Problem to work on — Make an exact copy of the entries below with the pictures removed.

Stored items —
-- Begin --
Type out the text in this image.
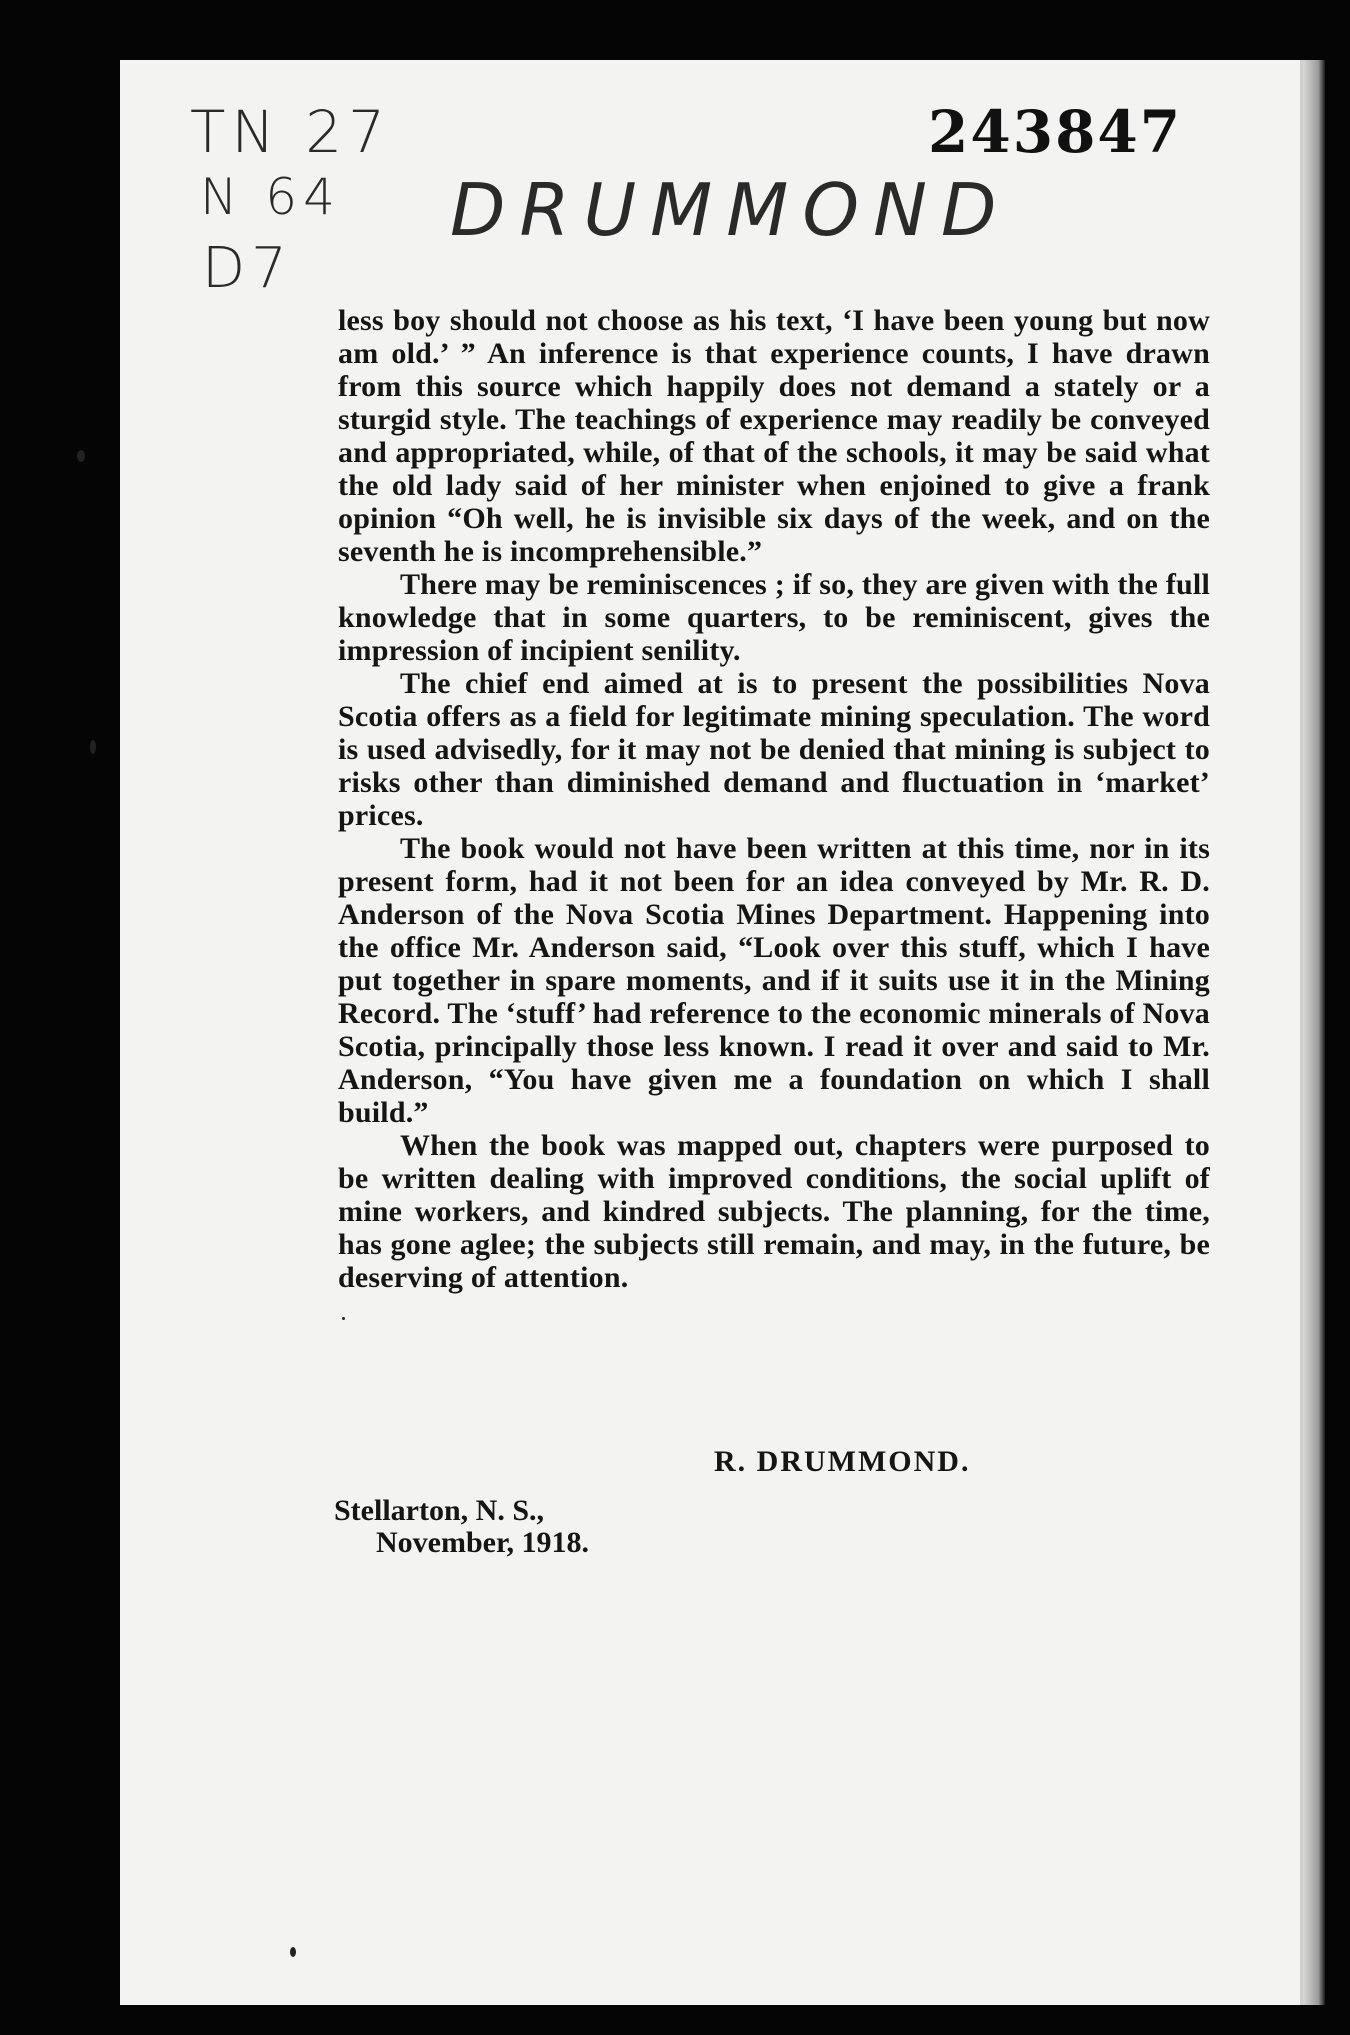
TN 27
N 64
D7
DRUMMOND
243847

less boy should not choose as his text, ‘I have been young but now am old.’ ” An inference is that experience counts, I have drawn from this source which happily does not demand a stately or a sturgid style. The teachings of experience may readily be conveyed and appropriated, while, of that of the schools, it may be said what the old lady said of her minister when enjoined to give a frank opinion “Oh well, he is invisible six days of the week, and on the seventh he is incomprehensible.”

There may be reminiscences ; if so, they are given with the full knowledge that in some quarters, to be reminiscent, gives the impression of incipient senility.

The chief end aimed at is to present the possibilities Nova Scotia offers as a field for legitimate mining speculation. The word is used advisedly, for it may not be denied that mining is subject to risks other than diminished demand and fluctuation in ‘market’ prices.

The book would not have been written at this time, nor in its present form, had it not been for an idea conveyed by Mr. R. D. Anderson of the Nova Scotia Mines Department. Happening into the office Mr. Anderson said, “Look over this stuff, which I have put together in spare moments, and if it suits use it in the Mining Record. The ‘stuff’ had reference to the economic minerals of Nova Scotia, principally those less known. I read it over and said to Mr. Anderson, “You have given me a foundation on which I shall build.”

When the book was mapped out, chapters were purposed to be written dealing with improved conditions, the social uplift of mine workers, and kindred subjects. The planning, for the time, has gone aglee; the subjects still remain, and may, in the future, be deserving of attention.

R. DRUMMOND.
Stellarton, N. S.,
November, 1918.
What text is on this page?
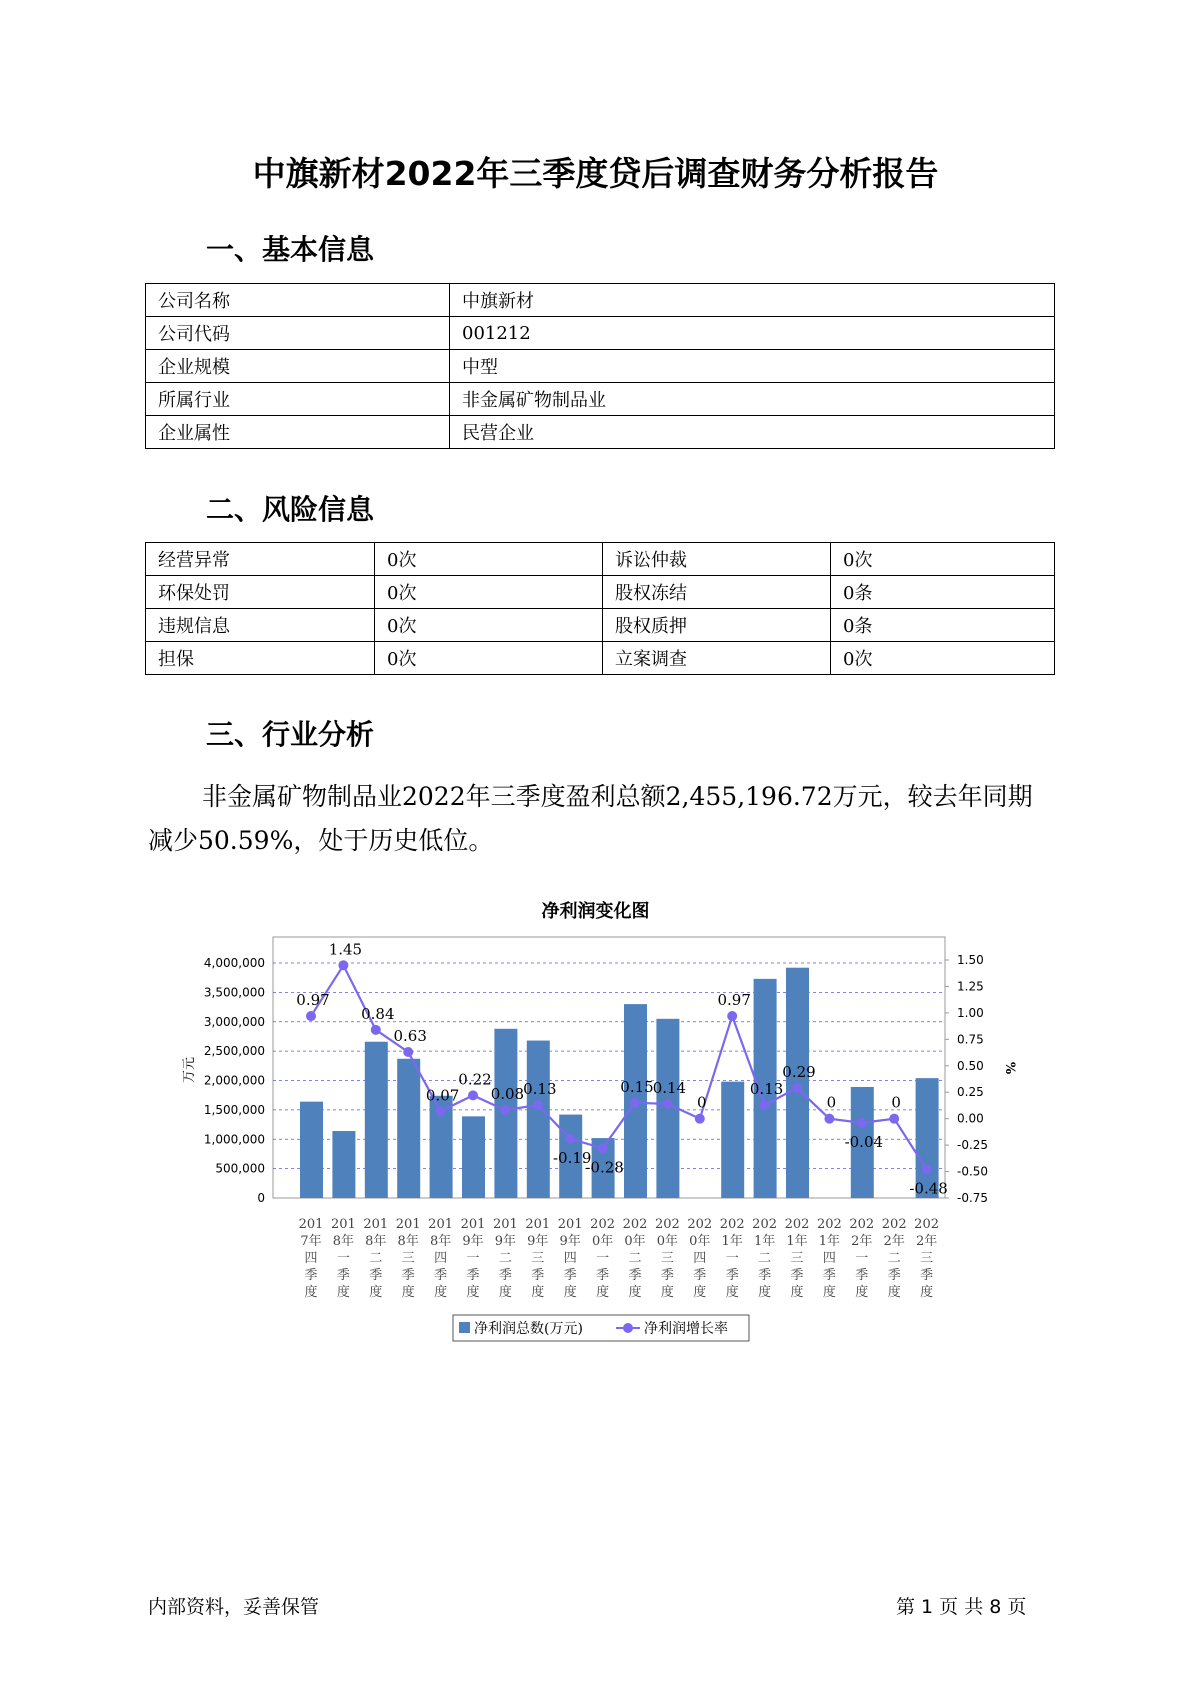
中旗新材2022年三季度贷后调查财务分析报告
一、基本信息
公司名称	中旗新材
公司代码	001212
企业规模	中型
所属行业	非金属矿物制品业
企业属性	民营企业
二、风险信息
经营异常	0次	诉讼仲裁	0次
环保处罚	0次	股权冻结	0条
违规信息	0次	股权质押	0条
担保	0次	立案调查	0次
三、行业分析

非金属矿物制品业2022年三季度盈利总额2,455,196.72万元，较去年同期减少50.59%，处于历史低位。

净利润变化图
0
500,000
1,000,000
1,500,000
2,000,000
2,500,000
3,000,000
3,500,000
4,000,000
-0.75
-0.50
-0.25
0.00
0.25
0.50
0.75
1.00
1.25
1.50
万元	%
0.97
1.45
0.84
0.63
0.07
0.22
0.08
0.13
-0.19
-0.28
0.15
0.14
0
0.97
0.13
0.29
0
-0.04
0
-0.48
201 7年四季度
201 8年一季度
201 8年二季度
201 8年三季度
201 8年四季度
201 9年一季度
201 9年二季度
201 9年三季度
201 9年四季度
202 0年一季度
202 0年二季度
202 0年三季度
202 0年四季度
202 1年一季度
202 1年二季度
202 1年三季度
202 1年四季度
202 2年一季度
202 2年二季度
202 2年三季度
净利润总数(万元)	净利润增长率
内部资料，妥善保管	第 1 页 共 8 页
-- End --
Answer to the problem —
Type out the text in this image.
TN 27
N 64
D7
DRUMMOND
243847

less boy should not choose as his text, ‘I have been young but now am old.’ ” An inference is that experience counts, I have drawn from this source which happily does not demand a stately or a sturgid style. The teachings of experience may readily be conveyed and appropriated, while, of that of the schools, it may be said what the old lady said of her minister when enjoined to give a frank opinion “Oh well, he is invisible six days of the week, and on the seventh he is incomprehensible.”

There may be reminiscences ; if so, they are given with the full knowledge that in some quarters, to be reminiscent, gives the impression of incipient senility.

The chief end aimed at is to present the possibilities Nova Scotia offers as a field for legitimate mining speculation. The word is used advisedly, for it may not be denied that mining is subject to risks other than diminished demand and fluctuation in ‘market’ prices.

The book would not have been written at this time, nor in its present form, had it not been for an idea conveyed by Mr. R. D. Anderson of the Nova Scotia Mines Department. Happening into the office Mr. Anderson said, “Look over this stuff, which I have put together in spare moments, and if it suits use it in the Mining Record. The ‘stuff’ had reference to the economic minerals of Nova Scotia, principally those less known. I read it over and said to Mr. Anderson, “You have given me a foundation on which I shall build.”

When the book was mapped out, chapters were purposed to be written dealing with improved conditions, the social uplift of mine workers, and kindred subjects. The planning, for the time, has gone aglee; the subjects still remain, and may, in the future, be deserving of attention.

R. DRUMMOND.
Stellarton, N. S.,
November, 1918.
What text is on this page?
中旗新材2022年三季度贷后调查财务分析报告
一、基本信息
公司名称	中旗新材
公司代码	001212
企业规模	中型
所属行业	非金属矿物制品业
企业属性	民营企业
二、风险信息
经营异常	0次	诉讼仲裁	0次
环保处罚	0次	股权冻结	0条
违规信息	0次	股权质押	0条
担保	0次	立案调查	0次
三、行业分析

非金属矿物制品业2022年三季度盈利总额2,455,196.72万元，较去年同期减少50.59%，处于历史低位。

净利润变化图
0
500,000
1,000,000
1,500,000
2,000,000
2,500,000
3,000,000
3,500,000
4,000,000
-0.75
-0.50
-0.25
0.00
0.25
0.50
0.75
1.00
1.25
1.50
万元	%
0.97
1.45
0.84
0.63
0.07
0.22
0.08
0.13
-0.19
-0.28
0.15
0.14
0
0.97
0.13
0.29
0
-0.04
0
-0.48
201 7年四季度
201 8年一季度
201 8年二季度
201 8年三季度
201 8年四季度
201 9年一季度
201 9年二季度
201 9年三季度
201 9年四季度
202 0年一季度
202 0年二季度
202 0年三季度
202 0年四季度
202 1年一季度
202 1年二季度
202 1年三季度
202 1年四季度
202 2年一季度
202 2年二季度
202 2年三季度
净利润总数(万元)	净利润增长率
内部资料，妥善保管	第 1 页 共 8 页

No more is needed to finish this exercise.